## What the exercise asks
Only lines holding the word "After" should be copied from the material.

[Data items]
○ ○ ○ ○ ○ ○ ○
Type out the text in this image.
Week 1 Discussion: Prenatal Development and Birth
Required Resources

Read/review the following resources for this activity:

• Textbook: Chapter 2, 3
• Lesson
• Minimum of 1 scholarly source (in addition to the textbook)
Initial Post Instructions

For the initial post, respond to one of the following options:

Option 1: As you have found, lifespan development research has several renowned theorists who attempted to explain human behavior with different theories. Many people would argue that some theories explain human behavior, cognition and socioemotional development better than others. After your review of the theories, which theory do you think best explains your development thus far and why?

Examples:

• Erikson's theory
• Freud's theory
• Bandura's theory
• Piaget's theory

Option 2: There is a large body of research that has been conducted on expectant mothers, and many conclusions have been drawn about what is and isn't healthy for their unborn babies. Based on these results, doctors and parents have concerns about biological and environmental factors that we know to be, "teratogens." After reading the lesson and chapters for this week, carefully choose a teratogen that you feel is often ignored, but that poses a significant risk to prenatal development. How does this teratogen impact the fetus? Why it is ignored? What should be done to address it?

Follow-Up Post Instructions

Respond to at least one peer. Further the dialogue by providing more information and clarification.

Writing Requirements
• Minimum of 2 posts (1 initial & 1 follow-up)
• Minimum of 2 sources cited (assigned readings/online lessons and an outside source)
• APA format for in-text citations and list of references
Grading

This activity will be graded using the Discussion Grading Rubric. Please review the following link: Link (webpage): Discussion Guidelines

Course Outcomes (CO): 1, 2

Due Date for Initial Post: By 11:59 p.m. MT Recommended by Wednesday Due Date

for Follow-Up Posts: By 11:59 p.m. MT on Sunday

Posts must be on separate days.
○ ○ ○ ○ ○ ○ ○
## Answer to the problem
Option 1: As you have found, lifespan development research has several renowned theorists who attempted to explain human behavior with different theories. Many people would argue that some theories explain human behavior, cognition and socioemotional development better than others. After your review of the theories, which theory do you think best explains your development thus far and why?
Option 2: There is a large body of research that has been conducted on expectant mothers, and many conclusions have been drawn about what is and isn't healthy for their unborn babies. Based on these results, doctors and parents have concerns about biological and environmental factors that we know to be, "teratogens." After reading the lesson and chapters for this week, carefully choose a teratogen that you feel is often ignored, but that poses a significant risk to prenatal development. How does this teratogen impact the fetus? Why it is ignored? What should be done to address it?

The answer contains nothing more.